OBJETIVO DO EXERCÍCIO:
Reescreva de forma mais breve o parágrafo do texto sobre Sankofa que começa com "Falar de Sankofa abre", mantendo seus fatos principais.

TEXTO CITADO:
Cartaz da Live sobre Sankofa

“Nós somos os sonhos de nossos Ancestrais”

Anin Urasse

De certa forma, podemos dizer que nossas lembranças e memórias começam com nossas famílias, com as pessoas que vimos ao nosso redor enquanto a gente crescia e aprendia. Todos nós temos uma história e todos nós compartilhamos muitas histórias em comum. Às vezes a gente nem percebe ou demora a entender que simples hábitos ou maneiras de fazer as coisas são heranças de nossos Ancestrais.

Também podemos imaginar a nossa história como uma bola de barbante e quanto mais puxamos o fio mais a nossa história se desenrola diante de nós. E é quando passamos a entender a nossa história que passamos a nos sentir como sujeitos capazes de interferir e promover mudanças no mundo.

Sankofa

Falar de Sankofa abre múltiplas possibilidades de agir no mundo, mas aqui vamos falar de um duplo propósito. (1) Resgatar a nossa herança Ancestral nos situando em um mundo que é nosso; (2) Exercitar a cura de vivermos em uma história interrompida. De fato, lembrando a grande intelectual Beatriz Nascimento, nós somos uma Civilização Atlântica decorrente da travessia forçada que nos pôs em Diáspora rompendo brutalmente a nossa história. Mas nossos Ancestrais através das mais variadas formas preservaram a cultura afrikana e nos deixaram como herança, não só de séculos atrás nos anos 1680 ou 1791, mas também nas últimas décadas, experiências e ações que nos inspiram ainda hoje.

Portão com Adinkra

Esse é o sentido principal de Sankofa, palavra da língua Akan que significa “Volte e pegue” e faz parte do provérbio “Se wo were fi na wo sankofa a yenkyi / Não é tabu voltar para trás e recuperar o que você perdeu”. Não é vergonha recuperar nossa herança deixada por nossos Ancestrais. E onde encontramos essa mensagem? Mesmo sem perceber desde criança estamos em contato com os símbolos Adinkra, uma escrita do povo Akan da qual o Sankofa faz parte. Entre os primeiros Afrikanos a sofrerem com a Maafa, a interrupção de nossa história, estavam mestres ferreiros e mestres construtores que preservaram a tecnologia Afrikana e a cultura de seus povos nas marcas das construções dessas terras do outro lado do oceano. Reconhecer essa resistência vitoriosa é como segurar a ponta do fio da bola de barbante, é trilhar o caminho para compreender como a nossa história é riquíssima e como ela serve de exemplo para nós hoje.

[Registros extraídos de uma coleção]
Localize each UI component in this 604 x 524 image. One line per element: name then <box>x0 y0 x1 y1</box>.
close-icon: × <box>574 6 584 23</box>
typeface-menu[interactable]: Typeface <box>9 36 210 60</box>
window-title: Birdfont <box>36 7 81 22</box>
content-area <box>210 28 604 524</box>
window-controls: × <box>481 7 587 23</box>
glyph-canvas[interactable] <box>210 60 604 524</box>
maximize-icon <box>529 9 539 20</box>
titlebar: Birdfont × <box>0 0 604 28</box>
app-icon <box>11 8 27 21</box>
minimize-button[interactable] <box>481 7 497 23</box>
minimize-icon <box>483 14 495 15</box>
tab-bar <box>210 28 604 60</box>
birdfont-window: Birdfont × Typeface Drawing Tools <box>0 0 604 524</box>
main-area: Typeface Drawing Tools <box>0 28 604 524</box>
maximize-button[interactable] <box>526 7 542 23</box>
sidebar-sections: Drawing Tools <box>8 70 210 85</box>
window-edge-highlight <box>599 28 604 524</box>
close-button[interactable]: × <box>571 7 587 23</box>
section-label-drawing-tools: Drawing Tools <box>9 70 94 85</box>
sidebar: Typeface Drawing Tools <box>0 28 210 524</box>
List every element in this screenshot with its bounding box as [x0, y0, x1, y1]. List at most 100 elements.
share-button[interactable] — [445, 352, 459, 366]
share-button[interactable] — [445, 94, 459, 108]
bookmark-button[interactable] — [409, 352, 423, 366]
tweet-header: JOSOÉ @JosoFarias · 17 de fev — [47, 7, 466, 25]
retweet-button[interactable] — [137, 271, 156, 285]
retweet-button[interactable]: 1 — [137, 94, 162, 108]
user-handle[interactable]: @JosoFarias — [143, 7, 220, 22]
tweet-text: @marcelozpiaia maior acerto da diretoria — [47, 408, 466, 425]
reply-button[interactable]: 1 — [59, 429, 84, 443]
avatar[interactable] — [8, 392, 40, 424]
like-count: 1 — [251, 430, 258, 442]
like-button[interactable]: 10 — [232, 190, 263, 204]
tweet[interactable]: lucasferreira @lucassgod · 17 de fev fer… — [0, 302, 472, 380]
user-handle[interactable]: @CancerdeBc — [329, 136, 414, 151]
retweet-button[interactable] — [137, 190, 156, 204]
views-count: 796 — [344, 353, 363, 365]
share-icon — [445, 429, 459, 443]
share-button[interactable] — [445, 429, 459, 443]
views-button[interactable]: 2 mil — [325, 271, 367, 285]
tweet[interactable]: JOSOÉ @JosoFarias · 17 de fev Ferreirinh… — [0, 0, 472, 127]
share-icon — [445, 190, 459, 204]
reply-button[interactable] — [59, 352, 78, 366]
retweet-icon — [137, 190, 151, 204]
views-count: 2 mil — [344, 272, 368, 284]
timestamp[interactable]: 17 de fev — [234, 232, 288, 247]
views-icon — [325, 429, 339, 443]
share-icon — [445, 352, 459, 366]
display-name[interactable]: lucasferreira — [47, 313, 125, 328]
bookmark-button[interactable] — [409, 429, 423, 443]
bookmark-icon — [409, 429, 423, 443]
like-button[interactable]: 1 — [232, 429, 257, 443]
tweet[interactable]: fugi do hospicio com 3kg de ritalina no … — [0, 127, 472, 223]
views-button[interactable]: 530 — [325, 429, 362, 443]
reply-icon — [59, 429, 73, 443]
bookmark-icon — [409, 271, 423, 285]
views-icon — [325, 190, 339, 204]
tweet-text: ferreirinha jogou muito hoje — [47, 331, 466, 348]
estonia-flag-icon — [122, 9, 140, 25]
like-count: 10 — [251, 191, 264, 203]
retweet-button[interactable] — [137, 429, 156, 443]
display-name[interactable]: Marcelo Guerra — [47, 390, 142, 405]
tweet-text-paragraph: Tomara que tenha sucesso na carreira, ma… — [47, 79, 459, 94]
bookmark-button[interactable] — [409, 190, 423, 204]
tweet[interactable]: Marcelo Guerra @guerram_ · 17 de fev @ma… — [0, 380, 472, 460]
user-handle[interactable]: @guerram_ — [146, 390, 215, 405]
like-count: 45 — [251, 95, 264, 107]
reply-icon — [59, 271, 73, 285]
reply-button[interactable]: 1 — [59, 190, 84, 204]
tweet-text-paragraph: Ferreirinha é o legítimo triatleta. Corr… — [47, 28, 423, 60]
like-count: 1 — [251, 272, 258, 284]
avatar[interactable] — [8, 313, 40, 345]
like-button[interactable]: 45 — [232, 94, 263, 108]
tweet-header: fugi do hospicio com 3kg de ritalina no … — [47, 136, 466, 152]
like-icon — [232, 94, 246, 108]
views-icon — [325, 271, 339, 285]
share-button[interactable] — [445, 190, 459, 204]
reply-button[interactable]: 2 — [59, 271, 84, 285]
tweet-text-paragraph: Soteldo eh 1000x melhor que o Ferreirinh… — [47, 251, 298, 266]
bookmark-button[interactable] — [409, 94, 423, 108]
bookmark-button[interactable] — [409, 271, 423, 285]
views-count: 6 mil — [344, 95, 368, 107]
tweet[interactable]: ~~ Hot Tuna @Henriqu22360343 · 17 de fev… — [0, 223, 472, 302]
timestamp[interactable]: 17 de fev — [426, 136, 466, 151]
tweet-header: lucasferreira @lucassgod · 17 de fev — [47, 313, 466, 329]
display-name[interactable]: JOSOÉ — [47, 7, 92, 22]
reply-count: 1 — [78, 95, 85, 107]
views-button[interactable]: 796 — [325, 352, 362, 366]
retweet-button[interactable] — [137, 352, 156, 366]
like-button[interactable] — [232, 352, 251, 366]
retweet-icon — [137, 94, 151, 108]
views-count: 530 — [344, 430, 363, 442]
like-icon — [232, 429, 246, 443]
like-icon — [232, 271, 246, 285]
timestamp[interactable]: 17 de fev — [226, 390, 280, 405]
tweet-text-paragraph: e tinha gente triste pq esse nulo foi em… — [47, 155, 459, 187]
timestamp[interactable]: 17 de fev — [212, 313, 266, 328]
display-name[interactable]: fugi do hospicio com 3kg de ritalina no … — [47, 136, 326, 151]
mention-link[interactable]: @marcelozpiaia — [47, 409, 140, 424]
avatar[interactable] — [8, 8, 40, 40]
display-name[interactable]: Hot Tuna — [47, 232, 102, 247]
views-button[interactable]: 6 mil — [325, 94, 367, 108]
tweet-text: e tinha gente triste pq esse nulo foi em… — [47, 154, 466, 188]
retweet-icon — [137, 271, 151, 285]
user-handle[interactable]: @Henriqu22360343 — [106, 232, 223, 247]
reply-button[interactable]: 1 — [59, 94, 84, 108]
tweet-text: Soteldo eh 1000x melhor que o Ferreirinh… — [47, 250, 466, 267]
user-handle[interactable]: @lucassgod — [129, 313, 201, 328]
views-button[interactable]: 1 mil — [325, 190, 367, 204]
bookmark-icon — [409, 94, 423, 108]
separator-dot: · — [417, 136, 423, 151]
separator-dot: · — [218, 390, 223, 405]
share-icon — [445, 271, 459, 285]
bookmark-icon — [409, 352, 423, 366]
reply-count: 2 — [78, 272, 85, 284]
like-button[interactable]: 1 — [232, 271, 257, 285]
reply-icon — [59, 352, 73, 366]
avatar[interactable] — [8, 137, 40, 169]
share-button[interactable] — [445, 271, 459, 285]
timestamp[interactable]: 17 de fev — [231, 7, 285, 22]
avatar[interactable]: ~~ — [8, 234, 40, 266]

SOLUÇÃO ESCRITA:
Sankofa abre muitas formas de agir no mundo. Aqui, tem um duplo propósito: resgatar a herança Ancestral, situando-nos em um mundo que é nosso, e exercitar a cura de viver em uma história interrompida. Como lembra a intelectual Beatriz Nascimento, somos uma Civilização Atlântica, fruto da travessia forçada que nos pôs em Diáspora e rompeu brutalmente nossa história. Ainda assim, os Ancestrais preservaram a cultura afrikana de variadas formas. Deixaram como herança experiências e ações que ainda hoje nos inspiram, tanto de séculos atrás, nos anos 1680 ou 1791, quanto das últimas décadas.